-- Data rows start --

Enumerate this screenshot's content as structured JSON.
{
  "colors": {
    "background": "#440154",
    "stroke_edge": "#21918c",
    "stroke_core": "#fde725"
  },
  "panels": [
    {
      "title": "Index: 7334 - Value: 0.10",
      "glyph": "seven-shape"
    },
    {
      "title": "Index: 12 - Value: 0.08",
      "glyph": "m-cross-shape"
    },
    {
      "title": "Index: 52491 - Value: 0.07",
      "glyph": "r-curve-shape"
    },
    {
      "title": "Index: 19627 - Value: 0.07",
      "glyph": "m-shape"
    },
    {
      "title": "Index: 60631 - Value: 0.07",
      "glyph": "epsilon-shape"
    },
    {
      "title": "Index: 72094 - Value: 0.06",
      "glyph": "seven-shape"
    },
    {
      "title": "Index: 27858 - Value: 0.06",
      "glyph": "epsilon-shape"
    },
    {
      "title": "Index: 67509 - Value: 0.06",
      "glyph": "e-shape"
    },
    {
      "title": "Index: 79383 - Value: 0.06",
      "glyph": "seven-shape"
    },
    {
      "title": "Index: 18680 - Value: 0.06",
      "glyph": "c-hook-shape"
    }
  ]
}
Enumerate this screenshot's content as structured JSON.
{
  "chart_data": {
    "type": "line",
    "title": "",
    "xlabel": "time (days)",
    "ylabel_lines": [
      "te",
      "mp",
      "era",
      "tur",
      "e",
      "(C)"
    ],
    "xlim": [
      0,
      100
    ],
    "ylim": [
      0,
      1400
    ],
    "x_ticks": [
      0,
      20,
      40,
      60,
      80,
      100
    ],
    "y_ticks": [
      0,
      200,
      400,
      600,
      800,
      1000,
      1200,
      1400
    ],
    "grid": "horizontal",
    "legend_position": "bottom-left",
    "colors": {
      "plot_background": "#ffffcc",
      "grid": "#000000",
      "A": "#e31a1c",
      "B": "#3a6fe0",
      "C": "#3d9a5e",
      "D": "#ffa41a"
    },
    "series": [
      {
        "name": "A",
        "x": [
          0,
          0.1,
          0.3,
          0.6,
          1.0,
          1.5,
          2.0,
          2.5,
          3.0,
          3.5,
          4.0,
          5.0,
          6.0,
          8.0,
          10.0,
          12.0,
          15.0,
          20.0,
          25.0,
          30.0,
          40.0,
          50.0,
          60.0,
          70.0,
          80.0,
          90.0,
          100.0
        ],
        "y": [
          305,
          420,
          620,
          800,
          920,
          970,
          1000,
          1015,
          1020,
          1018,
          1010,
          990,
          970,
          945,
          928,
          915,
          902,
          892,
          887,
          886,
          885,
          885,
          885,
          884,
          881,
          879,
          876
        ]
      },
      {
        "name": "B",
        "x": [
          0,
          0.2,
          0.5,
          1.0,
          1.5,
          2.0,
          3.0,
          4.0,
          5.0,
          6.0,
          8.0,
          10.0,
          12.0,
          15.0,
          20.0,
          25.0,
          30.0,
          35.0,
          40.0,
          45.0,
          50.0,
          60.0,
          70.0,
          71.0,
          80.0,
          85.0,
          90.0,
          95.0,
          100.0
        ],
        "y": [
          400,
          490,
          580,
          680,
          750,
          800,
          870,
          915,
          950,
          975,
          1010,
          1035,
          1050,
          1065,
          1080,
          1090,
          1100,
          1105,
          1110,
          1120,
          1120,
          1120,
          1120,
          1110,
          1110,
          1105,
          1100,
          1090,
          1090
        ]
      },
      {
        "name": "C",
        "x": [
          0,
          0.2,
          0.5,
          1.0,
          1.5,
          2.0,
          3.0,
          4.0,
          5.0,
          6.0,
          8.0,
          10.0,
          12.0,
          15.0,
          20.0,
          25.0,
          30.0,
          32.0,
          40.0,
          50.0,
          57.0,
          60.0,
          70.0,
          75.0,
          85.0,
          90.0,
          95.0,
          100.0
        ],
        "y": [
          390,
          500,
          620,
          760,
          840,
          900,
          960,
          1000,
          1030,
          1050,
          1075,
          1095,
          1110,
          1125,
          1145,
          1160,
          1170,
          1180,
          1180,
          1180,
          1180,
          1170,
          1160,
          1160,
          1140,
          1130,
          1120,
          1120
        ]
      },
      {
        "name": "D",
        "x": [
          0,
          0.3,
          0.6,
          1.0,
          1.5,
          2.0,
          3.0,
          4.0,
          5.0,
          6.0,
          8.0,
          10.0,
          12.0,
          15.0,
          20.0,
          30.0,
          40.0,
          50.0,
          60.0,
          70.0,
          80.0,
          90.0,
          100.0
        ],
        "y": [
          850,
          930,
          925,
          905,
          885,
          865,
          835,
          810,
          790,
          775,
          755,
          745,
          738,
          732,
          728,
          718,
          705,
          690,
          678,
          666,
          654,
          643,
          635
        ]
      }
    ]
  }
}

-- Data rows end --

The entries above must be returned exactly.

(Solution for this task):
Enumerate this screenshot's content as structured JSON.
{
  "colors": {
    "background": "#440154",
    "stroke_edge": "#21918c",
    "stroke_core": "#fde725"
  },
  "panels": [
    {
      "title": "Index: 7334 - Value: 0.10",
      "glyph": "seven-shape"
    },
    {
      "title": "Index: 12 - Value: 0.08",
      "glyph": "m-cross-shape"
    },
    {
      "title": "Index: 52491 - Value: 0.07",
      "glyph": "r-curve-shape"
    },
    {
      "title": "Index: 19627 - Value: 0.07",
      "glyph": "m-shape"
    },
    {
      "title": "Index: 60631 - Value: 0.07",
      "glyph": "epsilon-shape"
    },
    {
      "title": "Index: 72094 - Value: 0.06",
      "glyph": "seven-shape"
    },
    {
      "title": "Index: 27858 - Value: 0.06",
      "glyph": "epsilon-shape"
    },
    {
      "title": "Index: 67509 - Value: 0.06",
      "glyph": "e-shape"
    },
    {
      "title": "Index: 79383 - Value: 0.06",
      "glyph": "seven-shape"
    },
    {
      "title": "Index: 18680 - Value: 0.06",
      "glyph": "c-hook-shape"
    }
  ]
}
Enumerate this screenshot's content as structured JSON.
{
  "chart_data": {
    "type": "line",
    "title": "",
    "xlabel": "time (days)",
    "ylabel_lines": [
      "te",
      "mp",
      "era",
      "tur",
      "e",
      "(C)"
    ],
    "xlim": [
      0,
      100
    ],
    "ylim": [
      0,
      1400
    ],
    "x_ticks": [
      0,
      20,
      40,
      60,
      80,
      100
    ],
    "y_ticks": [
      0,
      200,
      400,
      600,
      800,
      1000,
      1200,
      1400
    ],
    "grid": "horizontal",
    "legend_position": "bottom-left",
    "colors": {
      "plot_background": "#ffffcc",
      "grid": "#000000",
      "A": "#e31a1c",
      "B": "#3a6fe0",
      "C": "#3d9a5e",
      "D": "#ffa41a"
    },
    "series": [
      {
        "name": "A",
        "x": [
          0,
          0.1,
          0.3,
          0.6,
          1.0,
          1.5,
          2.0,
          2.5,
          3.0,
          3.5,
          4.0,
          5.0,
          6.0,
          8.0,
          10.0,
          12.0,
          15.0,
          20.0,
          25.0,
          30.0,
          40.0,
          50.0,
          60.0,
          70.0,
          80.0,
          90.0,
          100.0
        ],
        "y": [
          305,
          420,
          620,
          800,
          920,
          970,
          1000,
          1015,
          1020,
          1018,
          1010,
          990,
          970,
          945,
          928,
          915,
          902,
          892,
          887,
          886,
          885,
          885,
          885,
          884,
          881,
          879,
          876
        ]
      },
      {
        "name": "B",
        "x": [
          0,
          0.2,
          0.5,
          1.0,
          1.5,
          2.0,
          3.0,
          4.0,
          5.0,
          6.0,
          8.0,
          10.0,
          12.0,
          15.0,
          20.0,
          25.0,
          30.0,
          35.0,
          40.0,
          45.0,
          50.0,
          60.0,
          70.0,
          71.0,
          80.0,
          85.0,
          90.0,
          95.0,
          100.0
        ],
        "y": [
          400,
          490,
          580,
          680,
          750,
          800,
          870,
          915,
          950,
          975,
          1010,
          1035,
          1050,
          1065,
          1080,
          1090,
          1100,
          1105,
          1110,
          1120,
          1120,
          1120,
          1120,
          1110,
          1110,
          1105,
          1100,
          1090,
          1090
        ]
      },
      {
        "name": "C",
        "x": [
          0,
          0.2,
          0.5,
          1.0,
          1.5,
          2.0,
          3.0,
          4.0,
          5.0,
          6.0,
          8.0,
          10.0,
          12.0,
          15.0,
          20.0,
          25.0,
          30.0,
          32.0,
          40.0,
          50.0,
          57.0,
          60.0,
          70.0,
          75.0,
          85.0,
          90.0,
          95.0,
          100.0
        ],
        "y": [
          390,
          500,
          620,
          760,
          840,
          900,
          960,
          1000,
          1030,
          1050,
          1075,
          1095,
          1110,
          1125,
          1145,
          1160,
          1170,
          1180,
          1180,
          1180,
          1180,
          1170,
          1160,
          1160,
          1140,
          1130,
          1120,
          1120
        ]
      },
      {
        "name": "D",
        "x": [
          0,
          0.3,
          0.6,
          1.0,
          1.5,
          2.0,
          3.0,
          4.0,
          5.0,
          6.0,
          8.0,
          10.0,
          12.0,
          15.0,
          20.0,
          30.0,
          40.0,
          50.0,
          60.0,
          70.0,
          80.0,
          90.0,
          100.0
        ],
        "y": [
          850,
          930,
          925,
          905,
          885,
          865,
          835,
          810,
          790,
          775,
          755,
          745,
          738,
          732,
          728,
          718,
          705,
          690,
          678,
          666,
          654,
          643,
          635
        ]
      }
    ]
  }
}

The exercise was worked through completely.